** start SUPPLIED DATA **

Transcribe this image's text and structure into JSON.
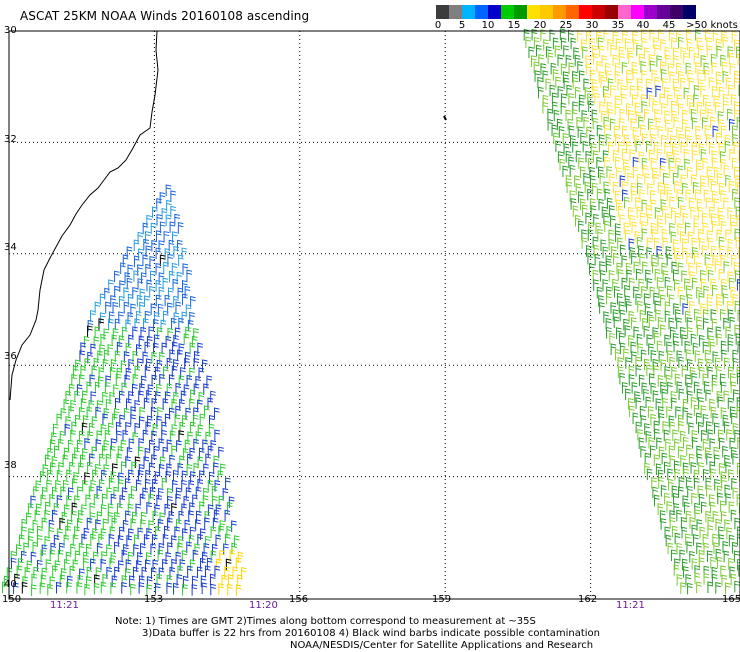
{
  "title": "ASCAT 25KM NOAA Winds 20160108 ascending",
  "colorbar": {
    "colors": [
      "#3c3c3c",
      "#7f7f7f",
      "#00b4ff",
      "#0066ff",
      "#0000cc",
      "#00cc00",
      "#009900",
      "#ffe000",
      "#ffc800",
      "#ff9900",
      "#ff6600",
      "#ff0000",
      "#cc0000",
      "#990000",
      "#ff66cc",
      "#ff00ff",
      "#9900cc",
      "#660099",
      "#3d0066",
      "#000066"
    ],
    "labels": [
      "0",
      "5",
      "10",
      "15",
      "20",
      "25",
      "30",
      "35",
      "40",
      "45",
      ">50 knots"
    ]
  },
  "lat_labels": [
    "30",
    "32",
    "34",
    "36",
    "38",
    "40"
  ],
  "lon_labels": [
    "150",
    "153",
    "156",
    "159",
    "162",
    "165"
  ],
  "time_labels": [
    "11:21",
    "11:20",
    "11:21"
  ],
  "notes": {
    "line1": "Note: 1) Times are GMT 2)Times along bottom correspond to measurement at ~35S",
    "line2": "3)Data buffer is 22 hrs from 20160108 4) Black wind barbs indicate possible contamination",
    "line3": "NOAA/NESDIS/Center for Satellite Applications and Research"
  }
}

** end SUPPLIED DATA **

WRITTEN INSTRUCTION: Return the listing above unchanged, apart from dropping its pictures.

EXERCISE RESULT:
Transcribe this image's text and structure into JSON.
{
  "title": "ASCAT 25KM NOAA Winds 20160108 ascending",
  "colorbar": {
    "colors": [
      "#3c3c3c",
      "#7f7f7f",
      "#00b4ff",
      "#0066ff",
      "#0000cc",
      "#00cc00",
      "#009900",
      "#ffe000",
      "#ffc800",
      "#ff9900",
      "#ff6600",
      "#ff0000",
      "#cc0000",
      "#990000",
      "#ff66cc",
      "#ff00ff",
      "#9900cc",
      "#660099",
      "#3d0066",
      "#000066"
    ],
    "labels": [
      "0",
      "5",
      "10",
      "15",
      "20",
      "25",
      "30",
      "35",
      "40",
      "45",
      ">50 knots"
    ]
  },
  "lat_labels": [
    "30",
    "32",
    "34",
    "36",
    "38",
    "40"
  ],
  "lon_labels": [
    "150",
    "153",
    "156",
    "159",
    "162",
    "165"
  ],
  "time_labels": [
    "11:21",
    "11:20",
    "11:21"
  ],
  "notes": {
    "line1": "Note: 1) Times are GMT 2)Times along bottom correspond to measurement at ~35S",
    "line2": "3)Data buffer is 22 hrs from 20160108 4) Black wind barbs indicate possible contamination",
    "line3": "NOAA/NESDIS/Center for Satellite Applications and Research"
  }
}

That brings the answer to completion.